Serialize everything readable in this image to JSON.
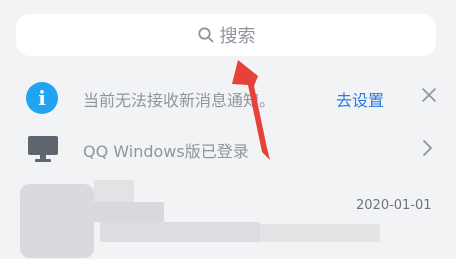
{
  "search": {
    "label": "搜索",
    "icon": "search-icon"
  },
  "notice": {
    "text": "当前无法接收新消息通知。",
    "action_label": "去设置",
    "icon": "info-icon",
    "close_icon": "close-icon",
    "accent": "#20a3f0",
    "link_color": "#2979e6"
  },
  "login_status": {
    "text": "QQ Windows版已登录",
    "icon": "monitor-icon",
    "chevron": "chevron-right-icon"
  },
  "chat": {
    "date": "2020-01-01"
  },
  "annotation": {
    "color": "#e8413a"
  }
}
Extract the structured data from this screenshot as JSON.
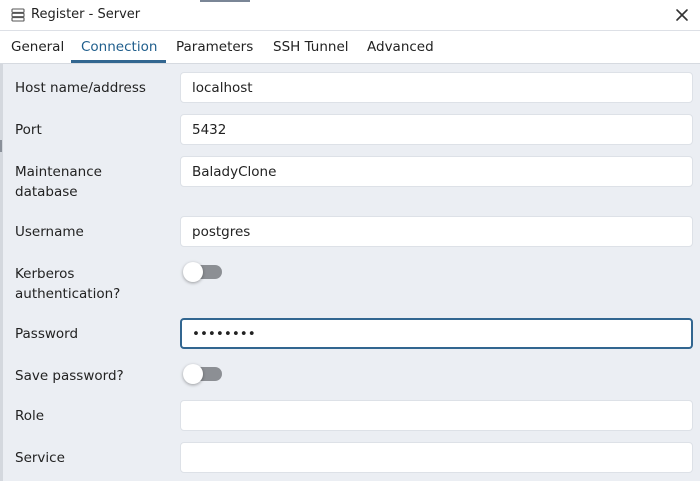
{
  "window": {
    "title": "Register - Server",
    "title_icon": "server-icon",
    "close_icon": "close-icon"
  },
  "tabs": [
    {
      "label": "General",
      "active": false
    },
    {
      "label": "Connection",
      "active": true
    },
    {
      "label": "Parameters",
      "active": false
    },
    {
      "label": "SSH Tunnel",
      "active": false
    },
    {
      "label": "Advanced",
      "active": false
    }
  ],
  "form": {
    "host": {
      "label": "Host name/address",
      "value": "localhost"
    },
    "port": {
      "label": "Port",
      "value": "5432"
    },
    "maintenance_db": {
      "label_line1": "Maintenance",
      "label_line2": "database",
      "value": "BaladyClone"
    },
    "username": {
      "label": "Username",
      "value": "postgres"
    },
    "kerberos": {
      "label_line1": "Kerberos",
      "label_line2": "authentication?",
      "enabled": false
    },
    "password": {
      "label": "Password",
      "value": "••••••••",
      "focused": true
    },
    "save_password": {
      "label": "Save password?",
      "enabled": false
    },
    "role": {
      "label": "Role",
      "value": ""
    },
    "service": {
      "label": "Service",
      "value": ""
    }
  },
  "colors": {
    "accent": "#326690",
    "background": "#ebeef3",
    "toggle_off": "#8c8f94"
  }
}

****************

▸ Exercise task: Leaving the pictures aside, transcribe the entire listing exactly.

▸ Written reply:
Serialize everything readable in this image to JSON.
{
  "search": {
    "label": "搜索",
    "icon": "search-icon"
  },
  "notice": {
    "text": "当前无法接收新消息通知。",
    "action_label": "去设置",
    "icon": "info-icon",
    "close_icon": "close-icon",
    "accent": "#20a3f0",
    "link_color": "#2979e6"
  },
  "login_status": {
    "text": "QQ Windows版已登录",
    "icon": "monitor-icon",
    "chevron": "chevron-right-icon"
  },
  "chat": {
    "date": "2020-01-01"
  },
  "annotation": {
    "color": "#e8413a"
  }
}
Extract the structured data from this screenshot as JSON.
{
  "window": {
    "title": "Register - Server",
    "title_icon": "server-icon",
    "close_icon": "close-icon"
  },
  "tabs": [
    {
      "label": "General",
      "active": false
    },
    {
      "label": "Connection",
      "active": true
    },
    {
      "label": "Parameters",
      "active": false
    },
    {
      "label": "SSH Tunnel",
      "active": false
    },
    {
      "label": "Advanced",
      "active": false
    }
  ],
  "form": {
    "host": {
      "label": "Host name/address",
      "value": "localhost"
    },
    "port": {
      "label": "Port",
      "value": "5432"
    },
    "maintenance_db": {
      "label_line1": "Maintenance",
      "label_line2": "database",
      "value": "BaladyClone"
    },
    "username": {
      "label": "Username",
      "value": "postgres"
    },
    "kerberos": {
      "label_line1": "Kerberos",
      "label_line2": "authentication?",
      "enabled": false
    },
    "password": {
      "label": "Password",
      "value": "••••••••",
      "focused": true
    },
    "save_password": {
      "label": "Save password?",
      "enabled": false
    },
    "role": {
      "label": "Role",
      "value": ""
    },
    "service": {
      "label": "Service",
      "value": ""
    }
  },
  "colors": {
    "accent": "#326690",
    "background": "#ebeef3",
    "toggle_off": "#8c8f94"
  }
}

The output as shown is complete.